▶ [GIVEN RECORDS]:
_ _ _
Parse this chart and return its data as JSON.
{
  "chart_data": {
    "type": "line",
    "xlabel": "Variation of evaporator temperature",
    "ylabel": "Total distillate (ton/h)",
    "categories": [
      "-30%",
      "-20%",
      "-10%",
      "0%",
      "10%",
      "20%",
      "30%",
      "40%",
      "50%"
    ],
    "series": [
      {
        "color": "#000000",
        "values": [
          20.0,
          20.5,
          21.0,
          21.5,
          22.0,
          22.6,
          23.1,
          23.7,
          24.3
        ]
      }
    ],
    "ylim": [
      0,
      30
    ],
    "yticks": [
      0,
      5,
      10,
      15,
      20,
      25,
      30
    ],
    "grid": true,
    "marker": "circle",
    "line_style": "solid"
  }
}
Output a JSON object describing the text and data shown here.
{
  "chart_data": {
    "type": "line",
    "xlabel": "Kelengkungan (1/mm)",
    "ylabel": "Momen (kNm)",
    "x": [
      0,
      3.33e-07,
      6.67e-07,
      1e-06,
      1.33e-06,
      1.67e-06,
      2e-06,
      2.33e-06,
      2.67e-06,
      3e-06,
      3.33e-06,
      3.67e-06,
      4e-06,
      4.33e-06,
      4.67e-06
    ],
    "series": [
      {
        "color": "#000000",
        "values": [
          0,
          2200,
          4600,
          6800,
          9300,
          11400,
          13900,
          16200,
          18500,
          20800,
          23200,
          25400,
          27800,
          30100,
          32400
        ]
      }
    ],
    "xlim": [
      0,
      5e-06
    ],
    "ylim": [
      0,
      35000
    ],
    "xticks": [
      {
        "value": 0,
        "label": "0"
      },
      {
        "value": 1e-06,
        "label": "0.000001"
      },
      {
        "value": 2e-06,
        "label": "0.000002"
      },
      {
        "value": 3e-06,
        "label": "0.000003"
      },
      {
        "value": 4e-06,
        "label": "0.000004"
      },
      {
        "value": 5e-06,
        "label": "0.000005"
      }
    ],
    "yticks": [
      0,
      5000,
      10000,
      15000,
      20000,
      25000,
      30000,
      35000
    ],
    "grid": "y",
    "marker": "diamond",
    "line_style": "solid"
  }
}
_ _ _
▶ [TASK GOAL]: Exactly as they are written, print the entries again.

▶ [ANSWER TO THE TASK]:
Parse this chart and return its data as JSON.
{
  "chart_data": {
    "type": "line",
    "xlabel": "Variation of evaporator temperature",
    "ylabel": "Total distillate (ton/h)",
    "categories": [
      "-30%",
      "-20%",
      "-10%",
      "0%",
      "10%",
      "20%",
      "30%",
      "40%",
      "50%"
    ],
    "series": [
      {
        "color": "#000000",
        "values": [
          20.0,
          20.5,
          21.0,
          21.5,
          22.0,
          22.6,
          23.1,
          23.7,
          24.3
        ]
      }
    ],
    "ylim": [
      0,
      30
    ],
    "yticks": [
      0,
      5,
      10,
      15,
      20,
      25,
      30
    ],
    "grid": true,
    "marker": "circle",
    "line_style": "solid"
  }
}
Output a JSON object describing the text and data shown here.
{
  "chart_data": {
    "type": "line",
    "xlabel": "Kelengkungan (1/mm)",
    "ylabel": "Momen (kNm)",
    "x": [
      0,
      3.33e-07,
      6.67e-07,
      1e-06,
      1.33e-06,
      1.67e-06,
      2e-06,
      2.33e-06,
      2.67e-06,
      3e-06,
      3.33e-06,
      3.67e-06,
      4e-06,
      4.33e-06,
      4.67e-06
    ],
    "series": [
      {
        "color": "#000000",
        "values": [
          0,
          2200,
          4600,
          6800,
          9300,
          11400,
          13900,
          16200,
          18500,
          20800,
          23200,
          25400,
          27800,
          30100,
          32400
        ]
      }
    ],
    "xlim": [
      0,
      5e-06
    ],
    "ylim": [
      0,
      35000
    ],
    "xticks": [
      {
        "value": 0,
        "label": "0"
      },
      {
        "value": 1e-06,
        "label": "0.000001"
      },
      {
        "value": 2e-06,
        "label": "0.000002"
      },
      {
        "value": 3e-06,
        "label": "0.000003"
      },
      {
        "value": 4e-06,
        "label": "0.000004"
      },
      {
        "value": 5e-06,
        "label": "0.000005"
      }
    ],
    "yticks": [
      0,
      5000,
      10000,
      15000,
      20000,
      25000,
      30000,
      35000
    ],
    "grid": "y",
    "marker": "diamond",
    "line_style": "solid"
  }
}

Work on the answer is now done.